* Start DATASET *
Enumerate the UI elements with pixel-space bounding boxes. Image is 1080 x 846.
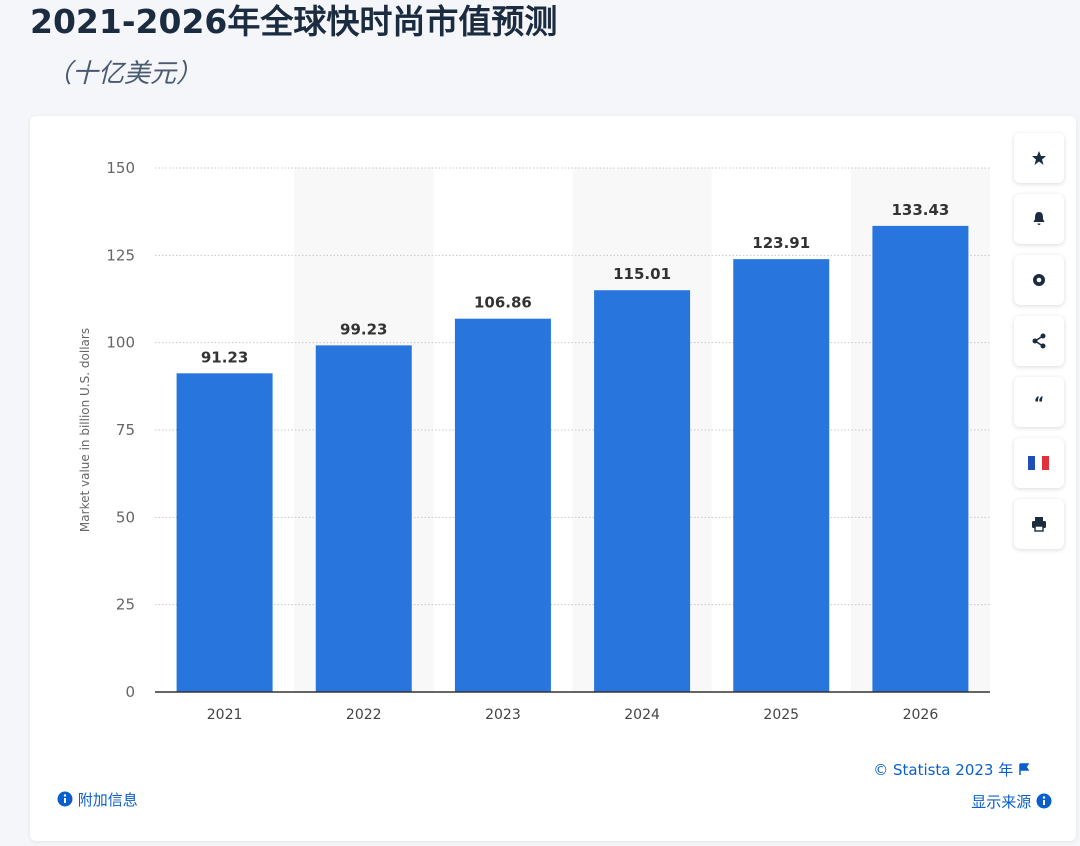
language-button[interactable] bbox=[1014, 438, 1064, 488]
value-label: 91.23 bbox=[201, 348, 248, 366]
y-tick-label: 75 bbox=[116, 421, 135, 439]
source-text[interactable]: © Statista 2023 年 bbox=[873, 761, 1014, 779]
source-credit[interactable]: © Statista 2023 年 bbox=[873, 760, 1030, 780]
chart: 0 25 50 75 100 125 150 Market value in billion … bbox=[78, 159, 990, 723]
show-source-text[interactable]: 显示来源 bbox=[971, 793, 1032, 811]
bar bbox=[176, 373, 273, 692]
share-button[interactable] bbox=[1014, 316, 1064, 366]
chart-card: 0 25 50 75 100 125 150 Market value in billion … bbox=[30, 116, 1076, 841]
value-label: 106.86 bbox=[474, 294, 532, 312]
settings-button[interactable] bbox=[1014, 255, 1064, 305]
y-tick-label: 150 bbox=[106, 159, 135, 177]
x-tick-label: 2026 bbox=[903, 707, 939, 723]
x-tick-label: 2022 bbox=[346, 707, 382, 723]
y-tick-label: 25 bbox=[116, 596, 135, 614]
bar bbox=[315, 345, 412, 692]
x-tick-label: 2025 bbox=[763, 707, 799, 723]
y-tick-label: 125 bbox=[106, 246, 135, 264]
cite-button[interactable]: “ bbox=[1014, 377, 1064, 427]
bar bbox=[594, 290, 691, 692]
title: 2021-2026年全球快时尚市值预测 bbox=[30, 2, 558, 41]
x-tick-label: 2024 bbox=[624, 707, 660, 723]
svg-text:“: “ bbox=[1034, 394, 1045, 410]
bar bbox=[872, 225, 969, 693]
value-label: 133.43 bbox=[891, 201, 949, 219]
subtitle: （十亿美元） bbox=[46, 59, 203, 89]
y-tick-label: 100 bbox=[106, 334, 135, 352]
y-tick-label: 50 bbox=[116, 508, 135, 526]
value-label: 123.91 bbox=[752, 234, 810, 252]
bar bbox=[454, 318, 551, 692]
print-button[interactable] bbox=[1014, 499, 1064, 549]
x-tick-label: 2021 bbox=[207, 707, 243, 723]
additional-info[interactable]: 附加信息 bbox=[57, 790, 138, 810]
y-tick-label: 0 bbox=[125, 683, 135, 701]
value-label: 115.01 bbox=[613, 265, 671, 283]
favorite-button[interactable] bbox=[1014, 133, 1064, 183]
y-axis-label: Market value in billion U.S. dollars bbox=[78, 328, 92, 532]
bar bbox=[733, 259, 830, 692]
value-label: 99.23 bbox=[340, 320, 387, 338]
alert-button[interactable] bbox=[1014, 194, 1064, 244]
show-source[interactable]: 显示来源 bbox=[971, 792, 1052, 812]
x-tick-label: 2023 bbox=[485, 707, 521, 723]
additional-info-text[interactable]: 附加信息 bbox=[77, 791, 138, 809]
* End DATASET *
• [REQUIRED TASK]: Reproduce the data above verbatim, line by line, but leave the picture out of your answer.

• [FINISHED ANSWER]:
Enumerate the UI elements with pixel-space bounding boxes. Image is 1080 x 846.
language-button[interactable] bbox=[1014, 438, 1064, 488]
value-label: 91.23 bbox=[201, 348, 248, 366]
y-tick-label: 75 bbox=[116, 421, 135, 439]
source-text[interactable]: © Statista 2023 年 bbox=[873, 761, 1014, 779]
source-credit[interactable]: © Statista 2023 年 bbox=[873, 760, 1030, 780]
chart: 0 25 50 75 100 125 150 Market value in billion … bbox=[78, 159, 990, 723]
show-source-text[interactable]: 显示来源 bbox=[971, 793, 1032, 811]
bar bbox=[176, 373, 273, 692]
share-button[interactable] bbox=[1014, 316, 1064, 366]
chart-card: 0 25 50 75 100 125 150 Market value in billion … bbox=[30, 116, 1076, 841]
value-label: 106.86 bbox=[474, 294, 532, 312]
settings-button[interactable] bbox=[1014, 255, 1064, 305]
y-tick-label: 150 bbox=[106, 159, 135, 177]
x-tick-label: 2026 bbox=[903, 707, 939, 723]
x-tick-label: 2022 bbox=[346, 707, 382, 723]
y-tick-label: 25 bbox=[116, 596, 135, 614]
bar bbox=[315, 345, 412, 692]
x-tick-label: 2025 bbox=[763, 707, 799, 723]
y-tick-label: 125 bbox=[106, 246, 135, 264]
cite-button[interactable]: “ bbox=[1014, 377, 1064, 427]
bar bbox=[594, 290, 691, 692]
title: 2021-2026年全球快时尚市值预测 bbox=[30, 2, 558, 41]
x-tick-label: 2024 bbox=[624, 707, 660, 723]
svg-text:“: “ bbox=[1034, 394, 1045, 410]
bar bbox=[872, 225, 969, 693]
value-label: 133.43 bbox=[891, 201, 949, 219]
subtitle: （十亿美元） bbox=[46, 59, 203, 89]
y-tick-label: 100 bbox=[106, 334, 135, 352]
y-tick-label: 50 bbox=[116, 508, 135, 526]
value-label: 123.91 bbox=[752, 234, 810, 252]
bar bbox=[454, 318, 551, 692]
print-button[interactable] bbox=[1014, 499, 1064, 549]
x-tick-label: 2021 bbox=[207, 707, 243, 723]
additional-info[interactable]: 附加信息 bbox=[57, 790, 138, 810]
y-tick-label: 0 bbox=[125, 683, 135, 701]
value-label: 115.01 bbox=[613, 265, 671, 283]
favorite-button[interactable] bbox=[1014, 133, 1064, 183]
y-axis-label: Market value in billion U.S. dollars bbox=[78, 328, 92, 532]
bar bbox=[733, 259, 830, 692]
value-label: 99.23 bbox=[340, 320, 387, 338]
alert-button[interactable] bbox=[1014, 194, 1064, 244]
show-source[interactable]: 显示来源 bbox=[971, 792, 1052, 812]
x-tick-label: 2023 bbox=[485, 707, 521, 723]
additional-info-text[interactable]: 附加信息 bbox=[77, 791, 138, 809]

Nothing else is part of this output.